:: Отрывок ::
>>>>

Отрицание метафизической ценности Личности имеет парадигмальное значение для всей “ситуации” Постмодерна, из него следует отрицание трех сущностных свойств Личности, которые, в свою очередь, являются базовыми ценностями Христианства и сохраняют свое значение в Модерне, но уже в секулярном виде. Во-первых, это ценность сознательной и ответственной автономии духа, благодаря которой только и возможно говорить о Личности. Во-вторых, это ценность интеллектуальности, благодаря которой Личность может сознательно и ответственно познавать свое бытие и быть способной на творчество. В-третьих, это свойство свободного волеизъявления, которое вообще позволяет Личности существовать и действовать, также сознательно и ответственно. Качества “сознательности” и “ответственности” – это минимальные требования к Личности, они отличают Личность от безличного. Христианство и Модерн проповедуют сознательность, а следовательно, ответственность, язычество и Постмодерн – бессознательность, а следовательно, безответственность. Но сознательность и ответственность возможны только в том случае, если они основаны на автономии духа, интеллекте и свободе воли. Разберем эти три свойства более подробно.

<<<<

:: Поставленная задача 1 ::
Какие два качества в отрывке названы минимальными требованиями к Личности?
:: Поставленная задача 2 ::
Определите, соответствуют ли отрывку следующие утверждения: (a) язычество и Постмодерн проповедуют бессознательность; (b) базовые ценности Христианства полностью теряют значение в Модерне; (c) ценность интеллектуальности названа первой из трех свойств Личности. Для каждого ответьте «да» или «нет» и приведите решающие слова отрывка.
Данные получены из другого источника.

:: Записанные данные ::
>>>>

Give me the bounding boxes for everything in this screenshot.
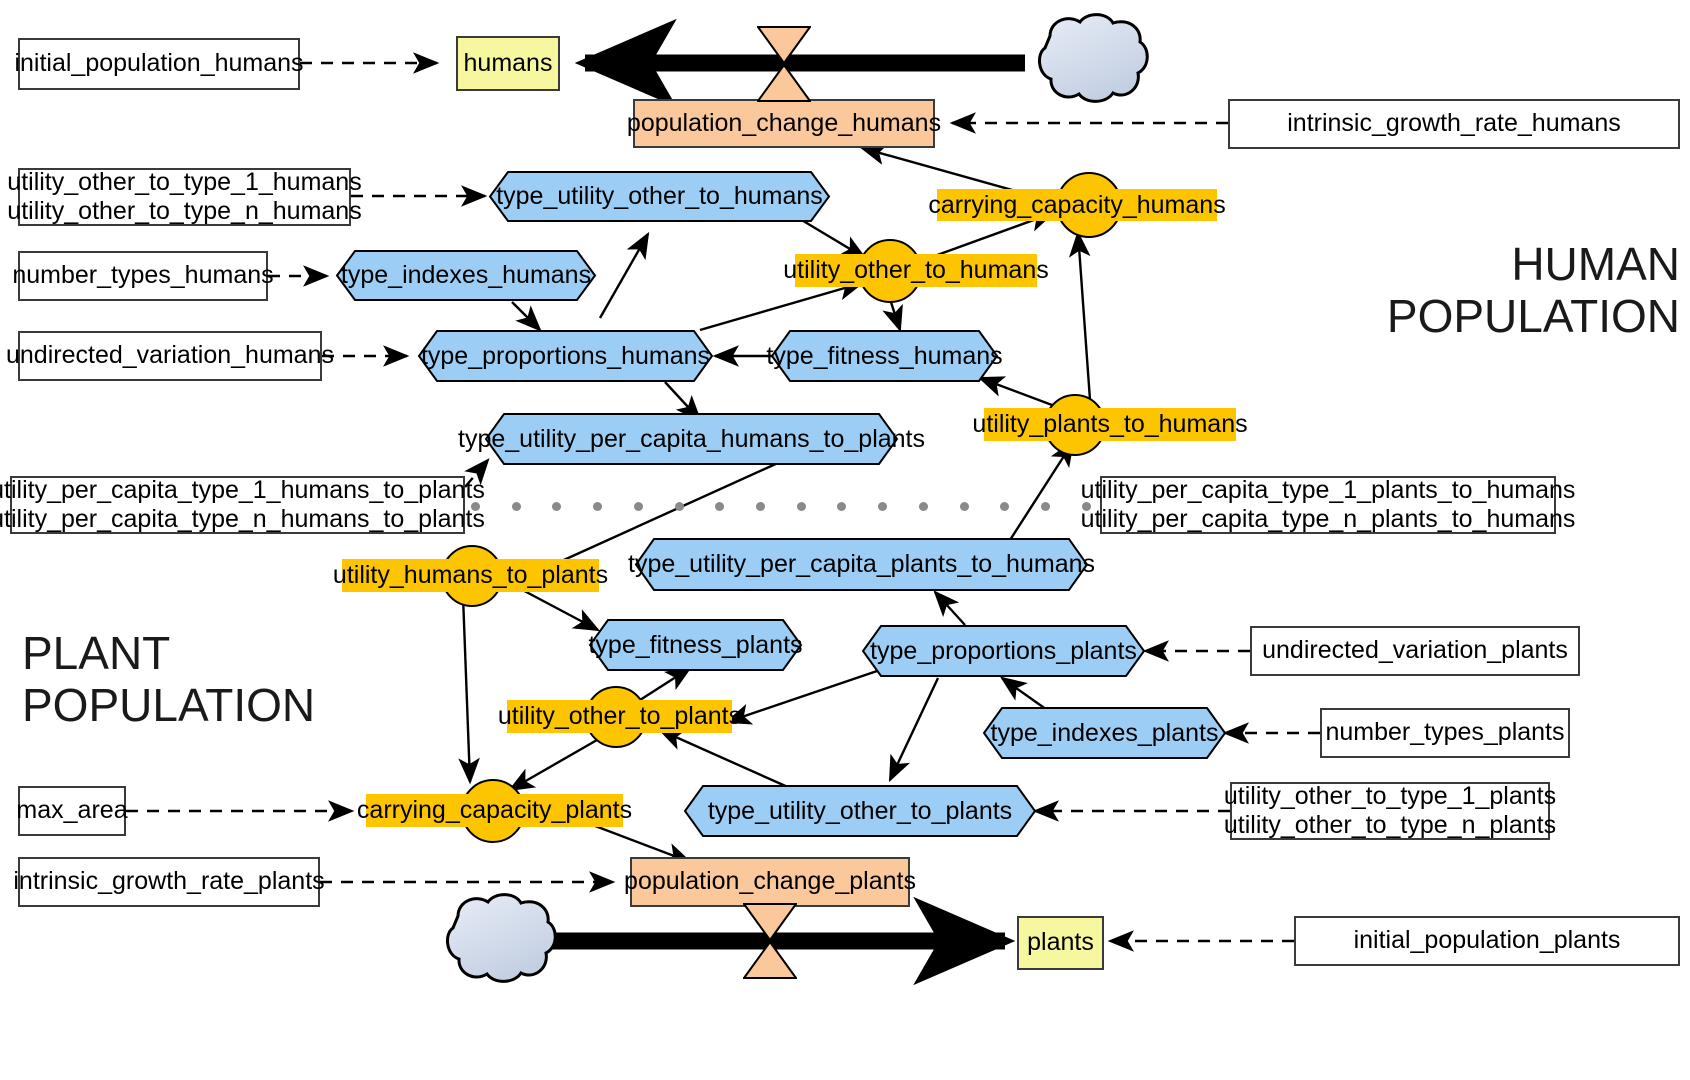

<<<<

:: Полный ответ 1 ::
Сознательность и ответственность.

:: Полный ответ 2 ::
(a) Да: «язычество и Постмодерн – бессознательность, а следовательно, безответственность».
(b) Нет: «сохраняют свое значение в Модерне, но уже в секулярном виде».
(c) Нет: «Во-вторых, это ценность интеллектуальности».